**INSTRUCTION:** Exactly as written, print each record in the listing.

**PROVIDED RECORDS:**
========

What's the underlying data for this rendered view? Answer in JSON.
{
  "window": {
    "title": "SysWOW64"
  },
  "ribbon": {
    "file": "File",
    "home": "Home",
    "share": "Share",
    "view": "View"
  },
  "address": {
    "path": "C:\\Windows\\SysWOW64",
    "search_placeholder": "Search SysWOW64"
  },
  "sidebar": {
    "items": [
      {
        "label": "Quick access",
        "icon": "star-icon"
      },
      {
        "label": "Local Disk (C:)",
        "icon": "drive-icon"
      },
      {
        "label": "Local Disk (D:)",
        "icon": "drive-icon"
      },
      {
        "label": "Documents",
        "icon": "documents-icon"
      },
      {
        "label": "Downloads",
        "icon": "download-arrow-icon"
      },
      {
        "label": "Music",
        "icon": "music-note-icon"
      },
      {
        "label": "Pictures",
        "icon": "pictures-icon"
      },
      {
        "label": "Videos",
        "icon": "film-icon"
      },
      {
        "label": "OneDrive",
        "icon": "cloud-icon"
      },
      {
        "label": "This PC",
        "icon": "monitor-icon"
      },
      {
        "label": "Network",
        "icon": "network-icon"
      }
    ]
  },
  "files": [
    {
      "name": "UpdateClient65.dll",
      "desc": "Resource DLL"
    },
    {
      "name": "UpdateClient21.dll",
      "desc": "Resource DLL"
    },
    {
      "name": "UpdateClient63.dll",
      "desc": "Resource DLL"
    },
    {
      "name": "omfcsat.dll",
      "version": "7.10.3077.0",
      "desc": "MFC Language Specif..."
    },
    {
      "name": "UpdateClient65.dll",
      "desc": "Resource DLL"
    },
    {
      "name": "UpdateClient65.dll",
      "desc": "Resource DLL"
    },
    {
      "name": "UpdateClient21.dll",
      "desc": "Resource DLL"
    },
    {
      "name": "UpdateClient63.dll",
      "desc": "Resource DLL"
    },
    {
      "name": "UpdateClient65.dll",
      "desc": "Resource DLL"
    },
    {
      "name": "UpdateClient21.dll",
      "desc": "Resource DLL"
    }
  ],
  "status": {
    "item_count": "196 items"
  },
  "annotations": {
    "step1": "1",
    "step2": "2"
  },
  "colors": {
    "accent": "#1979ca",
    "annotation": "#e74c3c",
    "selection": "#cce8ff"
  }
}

========

**RESULT OF THE EXERCISE:**
What's the underlying data for this rendered view? Answer in JSON.
{
  "window": {
    "title": "SysWOW64"
  },
  "ribbon": {
    "file": "File",
    "home": "Home",
    "share": "Share",
    "view": "View"
  },
  "address": {
    "path": "C:\\Windows\\SysWOW64",
    "search_placeholder": "Search SysWOW64"
  },
  "sidebar": {
    "items": [
      {
        "label": "Quick access",
        "icon": "star-icon"
      },
      {
        "label": "Local Disk (C:)",
        "icon": "drive-icon"
      },
      {
        "label": "Local Disk (D:)",
        "icon": "drive-icon"
      },
      {
        "label": "Documents",
        "icon": "documents-icon"
      },
      {
        "label": "Downloads",
        "icon": "download-arrow-icon"
      },
      {
        "label": "Music",
        "icon": "music-note-icon"
      },
      {
        "label": "Pictures",
        "icon": "pictures-icon"
      },
      {
        "label": "Videos",
        "icon": "film-icon"
      },
      {
        "label": "OneDrive",
        "icon": "cloud-icon"
      },
      {
        "label": "This PC",
        "icon": "monitor-icon"
      },
      {
        "label": "Network",
        "icon": "network-icon"
      }
    ]
  },
  "files": [
    {
      "name": "UpdateClient65.dll",
      "desc": "Resource DLL"
    },
    {
      "name": "UpdateClient21.dll",
      "desc": "Resource DLL"
    },
    {
      "name": "UpdateClient63.dll",
      "desc": "Resource DLL"
    },
    {
      "name": "omfcsat.dll",
      "version": "7.10.3077.0",
      "desc": "MFC Language Specif..."
    },
    {
      "name": "UpdateClient65.dll",
      "desc": "Resource DLL"
    },
    {
      "name": "UpdateClient65.dll",
      "desc": "Resource DLL"
    },
    {
      "name": "UpdateClient21.dll",
      "desc": "Resource DLL"
    },
    {
      "name": "UpdateClient63.dll",
      "desc": "Resource DLL"
    },
    {
      "name": "UpdateClient65.dll",
      "desc": "Resource DLL"
    },
    {
      "name": "UpdateClient21.dll",
      "desc": "Resource DLL"
    }
  ],
  "status": {
    "item_count": "196 items"
  },
  "annotations": {
    "step1": "1",
    "step2": "2"
  },
  "colors": {
    "accent": "#1979ca",
    "annotation": "#e74c3c",
    "selection": "#cce8ff"
  }
}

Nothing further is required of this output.